[Data excerpts]
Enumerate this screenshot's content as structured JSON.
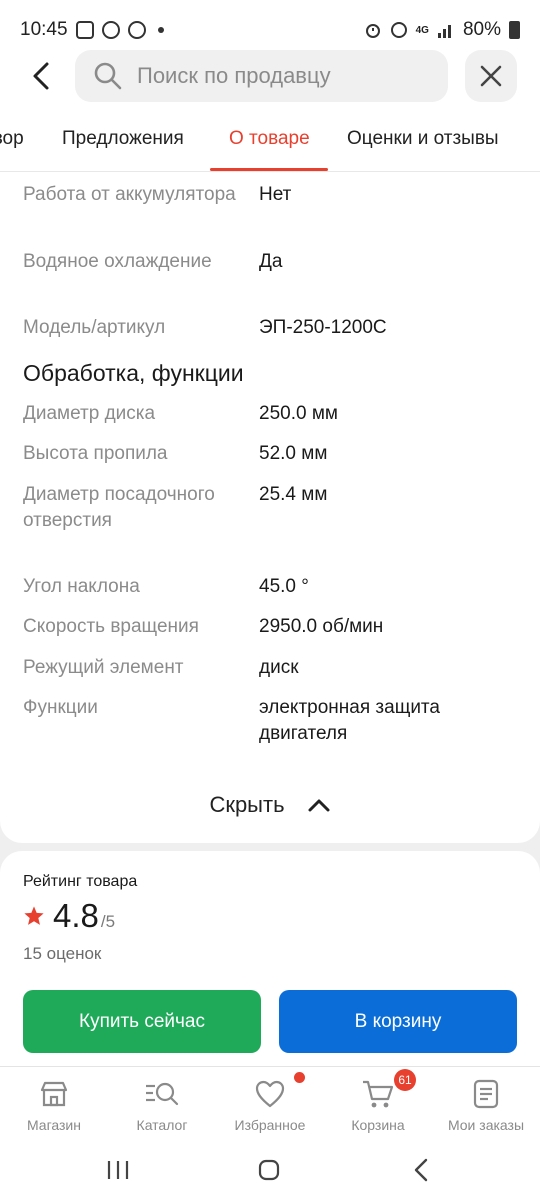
{
  "status_bar": {
    "time": "10:45",
    "battery": "80%",
    "network": "4G"
  },
  "search": {
    "placeholder": "Поиск по продавцу"
  },
  "tabs": [
    {
      "label": "зор"
    },
    {
      "label": "Предложения"
    },
    {
      "label": "О товаре",
      "active": true
    },
    {
      "label": "Оценки и отзывы"
    }
  ],
  "specs_top": [
    {
      "key": "Работа от аккумулятора",
      "value": "Нет"
    },
    {
      "key": "Водяное охлаждение",
      "value": "Да"
    },
    {
      "key": "Модель/артикул",
      "value": "ЭП-250-1200С"
    }
  ],
  "section": {
    "title": "Обработка, функции"
  },
  "specs_bottom": [
    {
      "key": "Диаметр диска",
      "value": "250.0 мм"
    },
    {
      "key": "Высота пропила",
      "value": "52.0 мм"
    },
    {
      "key": "Диаметр посадочного отверстия",
      "value": "25.4 мм"
    },
    {
      "key": "Угол наклона",
      "value": "45.0 °"
    },
    {
      "key": "Скорость вращения",
      "value": "2950.0 об/мин"
    },
    {
      "key": "Режущий элемент",
      "value": "диск"
    },
    {
      "key": "Функции",
      "value": "электронная защита двигателя"
    }
  ],
  "hide_label": "Скрыть",
  "rating": {
    "title": "Рейтинг товара",
    "value": "4.8",
    "max": "/5",
    "count": "15 оценок"
  },
  "actions": {
    "buy": "Купить сейчас",
    "cart": "В корзину"
  },
  "bottom_nav": [
    {
      "label": "Магазин",
      "icon": "store-icon"
    },
    {
      "label": "Каталог",
      "icon": "catalog-search-icon"
    },
    {
      "label": "Избранное",
      "icon": "heart-icon"
    },
    {
      "label": "Корзина",
      "icon": "cart-icon",
      "badge": "61"
    },
    {
      "label": "Мои заказы",
      "icon": "orders-icon"
    }
  ],
  "colors": {
    "accent": "#e8402f",
    "buy": "#1faa59",
    "cart": "#0b6ed8"
  }
}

# [PROMPT]
Pick out each line in the material containing "title".

# [FINAL ANSWER]
    "title": "Обработка, функции"
    "title": "Рейтинг товара",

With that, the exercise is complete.